**What to produce**
Using the passage on carcinoid tumor treatment below, decide whether each statement agrees with it, and support each yes or no with the deciding words quoted from the passage. 1. The treatment decision depends partly on the symptoms the patient experiences. 2. Interferon is given only in combination with somatostatin analogue drugs. 3. Octreotide is a somatostatin analogue.

**Passage provided**
◇ ◇ ◇ ◇
A group of physicians and practitioners, known as a multidisciplinary team (MDT), discuss with one another regarding the therapy that best suits a patient with a carcinoid tumor and the related pros and cons. The therapeutic decision mainly depends on the site of the primary carcinoid, the advancement of the tumor to other regions, the size and shape of the cancer cell (identified using a microscope), and the symptoms that are experienced by the patient.
The physician should inform the patient about the medications, including their benefits and side effects. A carcinoid specialist nurse takes care of the patient who attends MDT meetings, helps them in finding a solution to the health-related issues, and supports them. They can be approached any time until the treatment is completed.
Types of Treatments
Physicians use many kinds of medications to treat carcinoid tumors. Carcinoid tumors progress at different rates, but mostly they develop gradually and not show their existence for months or years, in which case the growth of the tumor may be tracked through routine scans.
The following are the combination of treatments usually required by the patients:
Patients suffering from liver carcinoid tumors may undergo radiofrequency ablation or hepatic artery embolization treatment.
Somatostatin analogues: Drugs such as octreotide and lanreotid are somatostatin analogues that are used frequently for carcinoid tumor treatment. These drugs are proteins that help to reduce the secretion of the hormones by the tumor. In many patients, these medications are effective in regulating carcinoid tumors and their symptoms.
Interferon: A drug called interferon is used to enhance the body's immune response to act upon the cancer cells. It is administered to a patient provided that the tumor extends to other portions of the body. This drug regulates the symptoms and reduces the growth rate of the tumor cells. It is usually given as a single drug or in combination with somatostatin analogue drugs.
◇ ◇ ◇ ◇
Collection entries
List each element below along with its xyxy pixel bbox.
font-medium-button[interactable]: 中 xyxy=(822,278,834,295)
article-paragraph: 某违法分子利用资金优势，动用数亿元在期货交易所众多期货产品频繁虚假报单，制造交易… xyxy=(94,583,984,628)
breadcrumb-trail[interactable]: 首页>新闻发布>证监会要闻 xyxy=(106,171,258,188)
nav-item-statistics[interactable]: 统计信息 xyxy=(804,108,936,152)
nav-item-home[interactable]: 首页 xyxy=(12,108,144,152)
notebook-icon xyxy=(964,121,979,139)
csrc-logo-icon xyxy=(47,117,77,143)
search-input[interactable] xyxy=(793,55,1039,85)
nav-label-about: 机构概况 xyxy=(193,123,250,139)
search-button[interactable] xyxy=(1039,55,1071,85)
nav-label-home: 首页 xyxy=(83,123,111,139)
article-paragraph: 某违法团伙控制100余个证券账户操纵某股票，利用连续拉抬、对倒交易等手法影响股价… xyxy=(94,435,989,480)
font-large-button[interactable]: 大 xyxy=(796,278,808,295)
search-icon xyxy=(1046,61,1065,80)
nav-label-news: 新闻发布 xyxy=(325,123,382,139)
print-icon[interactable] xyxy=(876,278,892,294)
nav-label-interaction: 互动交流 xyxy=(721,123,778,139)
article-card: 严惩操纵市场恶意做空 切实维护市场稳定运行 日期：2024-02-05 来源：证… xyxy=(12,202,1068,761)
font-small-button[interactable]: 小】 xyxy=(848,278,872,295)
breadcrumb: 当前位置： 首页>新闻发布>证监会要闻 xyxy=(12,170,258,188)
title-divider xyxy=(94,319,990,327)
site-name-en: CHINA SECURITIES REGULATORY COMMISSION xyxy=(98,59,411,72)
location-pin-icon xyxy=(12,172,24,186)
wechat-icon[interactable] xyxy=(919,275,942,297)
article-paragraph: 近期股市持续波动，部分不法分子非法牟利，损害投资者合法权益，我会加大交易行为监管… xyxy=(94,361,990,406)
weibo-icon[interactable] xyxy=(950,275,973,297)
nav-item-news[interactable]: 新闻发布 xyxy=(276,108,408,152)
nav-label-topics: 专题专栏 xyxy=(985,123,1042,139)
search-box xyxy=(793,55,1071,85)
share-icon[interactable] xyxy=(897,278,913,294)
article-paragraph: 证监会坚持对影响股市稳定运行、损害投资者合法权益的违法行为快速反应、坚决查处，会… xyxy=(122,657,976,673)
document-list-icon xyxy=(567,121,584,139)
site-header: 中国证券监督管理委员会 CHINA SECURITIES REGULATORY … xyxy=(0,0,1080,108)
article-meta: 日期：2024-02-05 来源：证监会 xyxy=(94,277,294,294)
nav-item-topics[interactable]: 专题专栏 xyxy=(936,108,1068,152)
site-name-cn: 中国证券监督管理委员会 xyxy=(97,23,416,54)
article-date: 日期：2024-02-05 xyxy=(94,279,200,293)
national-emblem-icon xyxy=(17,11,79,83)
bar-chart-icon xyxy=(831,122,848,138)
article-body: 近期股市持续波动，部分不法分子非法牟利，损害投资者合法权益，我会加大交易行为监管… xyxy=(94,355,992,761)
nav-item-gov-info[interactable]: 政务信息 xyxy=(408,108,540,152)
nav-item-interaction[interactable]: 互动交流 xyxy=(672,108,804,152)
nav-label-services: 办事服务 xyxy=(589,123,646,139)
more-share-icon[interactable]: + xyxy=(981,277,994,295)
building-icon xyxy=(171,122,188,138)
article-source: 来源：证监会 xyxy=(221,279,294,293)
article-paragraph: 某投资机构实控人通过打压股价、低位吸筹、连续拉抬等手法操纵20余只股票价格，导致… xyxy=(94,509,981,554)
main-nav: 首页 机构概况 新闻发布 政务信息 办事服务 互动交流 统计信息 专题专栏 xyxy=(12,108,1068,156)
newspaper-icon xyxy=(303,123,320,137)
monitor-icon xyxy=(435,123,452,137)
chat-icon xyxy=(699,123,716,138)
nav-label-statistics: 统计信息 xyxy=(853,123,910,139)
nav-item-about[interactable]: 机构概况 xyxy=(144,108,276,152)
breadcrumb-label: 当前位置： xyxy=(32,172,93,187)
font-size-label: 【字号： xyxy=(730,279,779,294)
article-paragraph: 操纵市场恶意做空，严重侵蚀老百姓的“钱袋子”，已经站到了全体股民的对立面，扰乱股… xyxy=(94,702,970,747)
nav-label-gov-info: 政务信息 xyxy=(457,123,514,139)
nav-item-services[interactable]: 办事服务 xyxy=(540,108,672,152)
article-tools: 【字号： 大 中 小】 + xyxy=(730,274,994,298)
◇ ◇ ◇ ◇
**Answer for this exercise**
1. Yes: "the symptoms that are experienced by the patient."
2. No: "It is usually given as a single drug or in combination with somatostatin analogue drugs."
3. Yes: "Drugs such as octreotide and lanreotid are somatostatin analogues"